- Your objective
Copy each line of the records that holds the string "люли".

━━━ Given information

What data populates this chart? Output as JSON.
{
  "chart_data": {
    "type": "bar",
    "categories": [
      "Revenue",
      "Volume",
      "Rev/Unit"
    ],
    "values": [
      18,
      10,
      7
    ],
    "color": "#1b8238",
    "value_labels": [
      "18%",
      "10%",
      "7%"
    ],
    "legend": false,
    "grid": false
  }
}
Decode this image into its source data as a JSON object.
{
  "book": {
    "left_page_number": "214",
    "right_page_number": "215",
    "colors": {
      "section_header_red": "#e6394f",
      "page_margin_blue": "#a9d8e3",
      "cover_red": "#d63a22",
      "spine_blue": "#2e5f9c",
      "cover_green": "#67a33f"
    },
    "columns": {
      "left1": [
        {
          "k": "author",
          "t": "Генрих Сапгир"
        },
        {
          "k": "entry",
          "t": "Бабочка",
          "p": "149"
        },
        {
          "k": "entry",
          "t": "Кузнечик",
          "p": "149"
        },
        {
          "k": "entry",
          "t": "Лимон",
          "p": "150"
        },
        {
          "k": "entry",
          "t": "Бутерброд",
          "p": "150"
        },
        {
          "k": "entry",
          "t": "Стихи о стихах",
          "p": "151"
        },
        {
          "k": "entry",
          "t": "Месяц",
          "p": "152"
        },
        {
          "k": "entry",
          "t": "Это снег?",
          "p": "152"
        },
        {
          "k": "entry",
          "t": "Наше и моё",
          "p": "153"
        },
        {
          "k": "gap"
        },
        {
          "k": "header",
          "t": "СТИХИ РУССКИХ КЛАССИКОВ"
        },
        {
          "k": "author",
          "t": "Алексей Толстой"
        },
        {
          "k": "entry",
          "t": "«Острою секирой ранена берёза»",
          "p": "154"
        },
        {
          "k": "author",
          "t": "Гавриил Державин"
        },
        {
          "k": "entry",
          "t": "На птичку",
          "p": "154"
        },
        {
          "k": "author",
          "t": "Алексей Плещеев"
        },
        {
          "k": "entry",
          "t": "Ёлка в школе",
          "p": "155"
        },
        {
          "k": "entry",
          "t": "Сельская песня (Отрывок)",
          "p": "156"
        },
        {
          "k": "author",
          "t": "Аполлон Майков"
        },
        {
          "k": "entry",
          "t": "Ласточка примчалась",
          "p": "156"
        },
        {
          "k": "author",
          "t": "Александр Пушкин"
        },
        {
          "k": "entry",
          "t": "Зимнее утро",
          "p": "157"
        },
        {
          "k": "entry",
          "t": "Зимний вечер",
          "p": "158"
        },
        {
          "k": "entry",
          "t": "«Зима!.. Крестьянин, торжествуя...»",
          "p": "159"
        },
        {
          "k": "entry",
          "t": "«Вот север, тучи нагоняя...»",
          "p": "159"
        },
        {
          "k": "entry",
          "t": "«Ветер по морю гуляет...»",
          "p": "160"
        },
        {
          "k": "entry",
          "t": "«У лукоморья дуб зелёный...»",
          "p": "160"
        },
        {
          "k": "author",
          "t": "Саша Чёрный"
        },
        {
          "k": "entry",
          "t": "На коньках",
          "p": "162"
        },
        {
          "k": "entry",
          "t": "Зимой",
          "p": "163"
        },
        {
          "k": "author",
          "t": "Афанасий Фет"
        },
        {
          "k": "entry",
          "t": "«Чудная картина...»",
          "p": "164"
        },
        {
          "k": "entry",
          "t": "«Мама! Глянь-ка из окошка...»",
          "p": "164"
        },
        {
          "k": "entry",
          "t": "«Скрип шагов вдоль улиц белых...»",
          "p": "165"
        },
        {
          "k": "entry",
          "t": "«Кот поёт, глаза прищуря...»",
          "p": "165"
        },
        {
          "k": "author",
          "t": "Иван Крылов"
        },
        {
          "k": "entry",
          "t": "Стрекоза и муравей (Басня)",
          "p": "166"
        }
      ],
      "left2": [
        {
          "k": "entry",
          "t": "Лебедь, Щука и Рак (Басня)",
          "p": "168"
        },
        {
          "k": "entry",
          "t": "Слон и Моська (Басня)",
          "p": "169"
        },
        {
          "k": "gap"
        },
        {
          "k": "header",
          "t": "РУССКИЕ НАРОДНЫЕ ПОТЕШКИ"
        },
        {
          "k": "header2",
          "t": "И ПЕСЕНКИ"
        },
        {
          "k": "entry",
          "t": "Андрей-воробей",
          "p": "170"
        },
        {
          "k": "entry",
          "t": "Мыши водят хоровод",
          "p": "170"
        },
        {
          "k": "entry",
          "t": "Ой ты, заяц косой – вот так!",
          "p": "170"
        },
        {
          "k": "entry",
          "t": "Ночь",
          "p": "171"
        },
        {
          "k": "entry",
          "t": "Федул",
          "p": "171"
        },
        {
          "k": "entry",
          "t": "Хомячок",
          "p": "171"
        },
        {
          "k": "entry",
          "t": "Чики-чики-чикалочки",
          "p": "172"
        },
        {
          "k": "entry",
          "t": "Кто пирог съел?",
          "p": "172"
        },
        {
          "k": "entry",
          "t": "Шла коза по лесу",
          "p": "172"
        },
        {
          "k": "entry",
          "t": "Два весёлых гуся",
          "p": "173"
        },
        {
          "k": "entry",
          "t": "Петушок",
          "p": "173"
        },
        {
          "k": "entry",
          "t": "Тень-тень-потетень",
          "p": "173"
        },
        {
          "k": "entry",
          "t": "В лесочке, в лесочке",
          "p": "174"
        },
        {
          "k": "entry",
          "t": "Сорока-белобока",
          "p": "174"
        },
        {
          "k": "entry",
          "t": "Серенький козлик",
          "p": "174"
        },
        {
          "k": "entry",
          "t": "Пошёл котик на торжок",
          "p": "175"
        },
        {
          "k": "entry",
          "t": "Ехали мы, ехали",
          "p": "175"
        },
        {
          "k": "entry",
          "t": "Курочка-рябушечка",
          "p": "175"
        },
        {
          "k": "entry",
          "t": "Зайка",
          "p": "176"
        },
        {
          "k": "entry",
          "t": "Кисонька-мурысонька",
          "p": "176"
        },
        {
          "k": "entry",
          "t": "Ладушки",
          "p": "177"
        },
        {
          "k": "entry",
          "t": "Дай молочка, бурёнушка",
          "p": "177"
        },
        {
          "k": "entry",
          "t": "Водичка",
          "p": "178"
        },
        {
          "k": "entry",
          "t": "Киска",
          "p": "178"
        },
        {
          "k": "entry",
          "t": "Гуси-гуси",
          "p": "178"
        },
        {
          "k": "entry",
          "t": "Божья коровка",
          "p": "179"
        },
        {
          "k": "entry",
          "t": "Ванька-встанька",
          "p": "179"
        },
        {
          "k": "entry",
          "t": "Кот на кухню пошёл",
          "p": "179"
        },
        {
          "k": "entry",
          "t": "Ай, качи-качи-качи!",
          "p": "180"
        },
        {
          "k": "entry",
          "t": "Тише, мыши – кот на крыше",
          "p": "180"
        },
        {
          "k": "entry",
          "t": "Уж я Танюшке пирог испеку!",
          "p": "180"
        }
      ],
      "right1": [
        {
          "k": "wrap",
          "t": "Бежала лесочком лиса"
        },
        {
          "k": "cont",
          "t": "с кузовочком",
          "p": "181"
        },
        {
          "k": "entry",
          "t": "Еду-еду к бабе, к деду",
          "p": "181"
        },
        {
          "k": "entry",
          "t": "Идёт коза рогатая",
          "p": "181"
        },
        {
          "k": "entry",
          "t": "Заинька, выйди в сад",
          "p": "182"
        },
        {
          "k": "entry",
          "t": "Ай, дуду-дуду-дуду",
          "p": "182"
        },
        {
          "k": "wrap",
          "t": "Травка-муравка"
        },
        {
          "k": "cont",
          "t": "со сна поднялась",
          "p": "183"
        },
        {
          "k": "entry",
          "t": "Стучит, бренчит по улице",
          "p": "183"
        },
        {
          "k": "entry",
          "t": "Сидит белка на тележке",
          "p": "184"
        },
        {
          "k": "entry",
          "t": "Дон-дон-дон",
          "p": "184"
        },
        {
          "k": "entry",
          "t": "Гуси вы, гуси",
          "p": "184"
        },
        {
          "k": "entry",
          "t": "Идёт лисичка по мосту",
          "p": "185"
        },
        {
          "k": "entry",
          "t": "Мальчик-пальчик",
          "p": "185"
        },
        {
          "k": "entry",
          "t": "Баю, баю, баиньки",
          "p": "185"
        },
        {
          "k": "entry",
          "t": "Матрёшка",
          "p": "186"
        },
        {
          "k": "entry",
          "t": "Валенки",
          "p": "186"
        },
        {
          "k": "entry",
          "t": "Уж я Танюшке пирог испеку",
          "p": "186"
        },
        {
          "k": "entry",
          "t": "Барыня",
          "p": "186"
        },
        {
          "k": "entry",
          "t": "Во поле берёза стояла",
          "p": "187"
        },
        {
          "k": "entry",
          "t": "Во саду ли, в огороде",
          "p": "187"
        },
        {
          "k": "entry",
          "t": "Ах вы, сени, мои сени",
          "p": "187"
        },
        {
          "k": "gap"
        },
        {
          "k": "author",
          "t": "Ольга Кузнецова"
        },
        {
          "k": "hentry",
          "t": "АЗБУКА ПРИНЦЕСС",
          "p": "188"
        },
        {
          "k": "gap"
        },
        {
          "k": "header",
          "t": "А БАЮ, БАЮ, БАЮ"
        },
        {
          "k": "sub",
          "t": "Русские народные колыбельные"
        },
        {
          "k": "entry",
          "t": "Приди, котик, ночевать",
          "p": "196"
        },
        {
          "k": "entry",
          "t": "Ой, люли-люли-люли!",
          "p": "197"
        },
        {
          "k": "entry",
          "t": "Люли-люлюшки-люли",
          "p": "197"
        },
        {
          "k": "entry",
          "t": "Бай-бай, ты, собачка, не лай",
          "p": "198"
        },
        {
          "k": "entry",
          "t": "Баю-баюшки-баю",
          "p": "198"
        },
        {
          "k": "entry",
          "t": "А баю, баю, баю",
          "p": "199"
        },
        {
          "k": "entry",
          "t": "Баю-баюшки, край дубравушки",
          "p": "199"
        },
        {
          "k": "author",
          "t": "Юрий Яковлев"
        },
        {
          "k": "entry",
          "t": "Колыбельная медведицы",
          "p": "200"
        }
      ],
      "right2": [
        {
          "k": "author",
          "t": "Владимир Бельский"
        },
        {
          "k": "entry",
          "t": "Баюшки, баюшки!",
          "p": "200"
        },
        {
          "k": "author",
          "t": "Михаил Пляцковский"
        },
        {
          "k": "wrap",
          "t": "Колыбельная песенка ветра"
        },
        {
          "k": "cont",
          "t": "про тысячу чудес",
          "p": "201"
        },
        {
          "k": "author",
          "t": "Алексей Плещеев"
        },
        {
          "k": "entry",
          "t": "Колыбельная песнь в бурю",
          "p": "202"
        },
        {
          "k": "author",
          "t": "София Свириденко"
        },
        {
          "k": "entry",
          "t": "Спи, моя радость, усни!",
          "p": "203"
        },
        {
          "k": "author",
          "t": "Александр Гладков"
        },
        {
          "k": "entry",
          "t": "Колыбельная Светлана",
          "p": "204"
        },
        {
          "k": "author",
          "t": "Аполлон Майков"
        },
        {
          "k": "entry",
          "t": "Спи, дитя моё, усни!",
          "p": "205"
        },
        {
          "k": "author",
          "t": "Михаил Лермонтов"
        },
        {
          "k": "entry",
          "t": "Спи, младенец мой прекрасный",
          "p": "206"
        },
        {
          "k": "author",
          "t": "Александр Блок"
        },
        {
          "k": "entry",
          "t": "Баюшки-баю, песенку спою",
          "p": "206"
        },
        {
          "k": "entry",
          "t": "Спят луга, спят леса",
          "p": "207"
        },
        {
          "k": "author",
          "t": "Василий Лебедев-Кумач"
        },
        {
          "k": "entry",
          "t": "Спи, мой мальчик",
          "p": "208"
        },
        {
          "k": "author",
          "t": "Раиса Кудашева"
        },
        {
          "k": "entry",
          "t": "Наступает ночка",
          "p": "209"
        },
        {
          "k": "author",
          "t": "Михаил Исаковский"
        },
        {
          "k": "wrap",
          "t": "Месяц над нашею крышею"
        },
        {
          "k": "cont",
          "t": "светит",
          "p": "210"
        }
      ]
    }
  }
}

━━━━━━

- Written response
          "t": "Ой, люли-люли-люли!",
          "t": "Люли-люлюшки-люли",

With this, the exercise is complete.